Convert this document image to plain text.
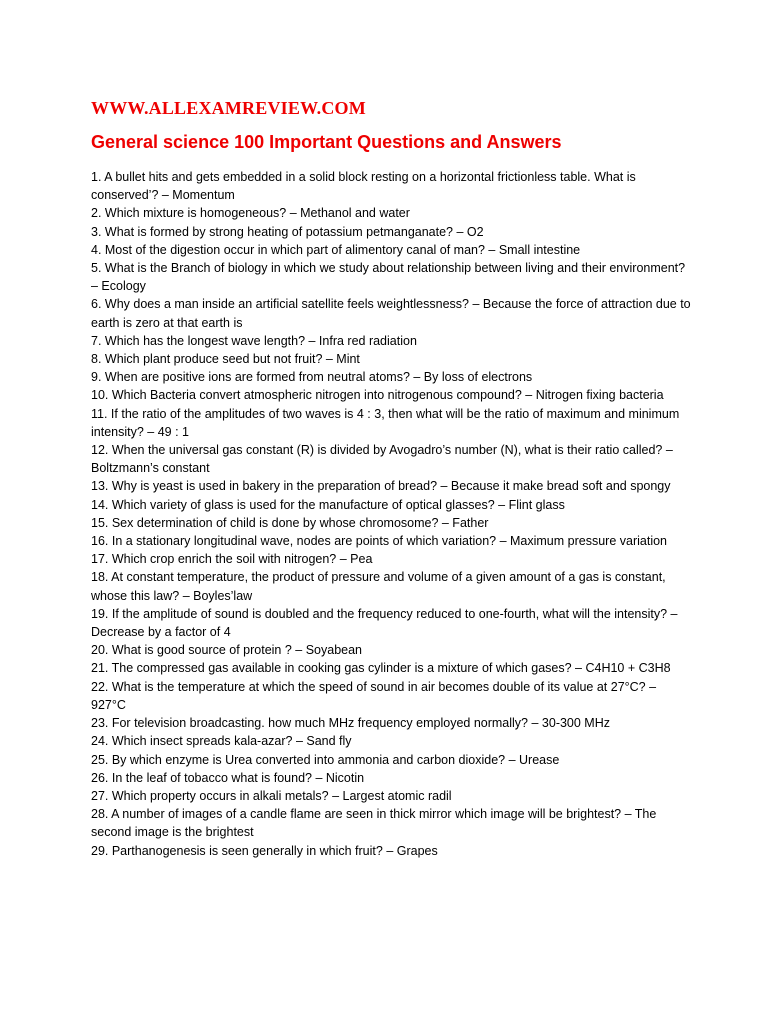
WWW.ALLEXAMREVIEW.COM
General science 100 Important Questions and Answers
1. A bullet hits and gets embedded in a solid block resting on a horizontal frictionless table. What is conserved’? – Momentum
2. Which mixture is homogeneous? – Methanol and water
3. What is formed by strong heating of potassium petmanganate? – O2
4. Most of the digestion occur in which part of alimentory canal of man? – Small intestine
5. What is the Branch of biology in which we study about relationship between living and their environment? – Ecology
6. Why does a man inside an artificial satellite feels weightlessness? – Because the force of attraction due to earth is zero at that earth is
7. Which has the longest wave length? – Infra red radiation
8. Which plant produce seed but not fruit? – Mint
9. When are positive ions are formed from neutral atoms? – By loss of electrons
10. Which Bacteria convert atmospheric nitrogen into nitrogenous compound? – Nitrogen fixing bacteria
11. If the ratio of the amplitudes of two waves is 4 : 3, then what will be the ratio of maximum and minimum intensity? – 49 : 1
12. When the universal gas constant (R) is divided by Avogadro’s number (N), what is their ratio called? – Boltzmann’s constant
13. Why is yeast is used in bakery in the preparation of bread? – Because it make bread soft and spongy
14. Which variety of glass is used for the manufacture of optical glasses? – Flint glass
15. Sex determination of child is done by whose chromosome? – Father
16. In a stationary longitudinal wave, nodes are points of which variation? – Maximum pressure variation
17. Which crop enrich the soil with nitrogen? – Pea
18. At constant temperature, the product of pressure and volume of a given amount of a gas is constant, whose this law? – Boyles’law
19. If the amplitude of sound is doubled and the frequency reduced to one-fourth, what will the intensity? – Decrease by a factor of 4
20. What is good source of protein ? – Soyabean
21. The compressed gas available in cooking gas cylinder is a mixture of which gases? – C4H10 + C3H8
22. What is the temperature at which the speed of sound in air becomes double of its value at 27°C? – 927°C
23. For television broadcasting. how much MHz frequency employed normally? – 30-300 MHz
24. Which insect spreads kala-azar? – Sand fly
25. By which enzyme is Urea converted into ammonia and carbon dioxide? – Urease
26. In the leaf of tobacco what is found? – Nicotin
27. Which property occurs in alkali metals? – Largest atomic radil
28. A number of images of a candle flame are seen in thick mirror which image will be brightest? – The second image is the brightest
29. Parthanogenesis is seen generally in which fruit? – Grapes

==========

## PROBLEM DETAILS
Reproduce every line of the material above, but drop the pictures.

## TASK RESPONSE
Convert this document image to plain text.
WWW.ALLEXAMREVIEW.COM
General science 100 Important Questions and Answers
1. A bullet hits and gets embedded in a solid block resting on a horizontal frictionless table. What is conserved’? – Momentum
2. Which mixture is homogeneous? – Methanol and water
3. What is formed by strong heating of potassium petmanganate? – O2
4. Most of the digestion occur in which part of alimentory canal of man? – Small intestine
5. What is the Branch of biology in which we study about relationship between living and their environment? – Ecology
6. Why does a man inside an artificial satellite feels weightlessness? – Because the force of attraction due to earth is zero at that earth is
7. Which has the longest wave length? – Infra red radiation
8. Which plant produce seed but not fruit? – Mint
9. When are positive ions are formed from neutral atoms? – By loss of electrons
10. Which Bacteria convert atmospheric nitrogen into nitrogenous compound? – Nitrogen fixing bacteria
11. If the ratio of the amplitudes of two waves is 4 : 3, then what will be the ratio of maximum and minimum intensity? – 49 : 1
12. When the universal gas constant (R) is divided by Avogadro’s number (N), what is their ratio called? – Boltzmann’s constant
13. Why is yeast is used in bakery in the preparation of bread? – Because it make bread soft and spongy
14. Which variety of glass is used for the manufacture of optical glasses? – Flint glass
15. Sex determination of child is done by whose chromosome? – Father
16. In a stationary longitudinal wave, nodes are points of which variation? – Maximum pressure variation
17. Which crop enrich the soil with nitrogen? – Pea
18. At constant temperature, the product of pressure and volume of a given amount of a gas is constant, whose this law? – Boyles’law
19. If the amplitude of sound is doubled and the frequency reduced to one-fourth, what will the intensity? – Decrease by a factor of 4
20. What is good source of protein ? – Soyabean
21. The compressed gas available in cooking gas cylinder is a mixture of which gases? – C4H10 + C3H8
22. What is the temperature at which the speed of sound in air becomes double of its value at 27°C? – 927°C
23. For television broadcasting. how much MHz frequency employed normally? – 30-300 MHz
24. Which insect spreads kala-azar? – Sand fly
25. By which enzyme is Urea converted into ammonia and carbon dioxide? – Urease
26. In the leaf of tobacco what is found? – Nicotin
27. Which property occurs in alkali metals? – Largest atomic radil
28. A number of images of a candle flame are seen in thick mirror which image will be brightest? – The second image is the brightest
29. Parthanogenesis is seen generally in which fruit? – Grapes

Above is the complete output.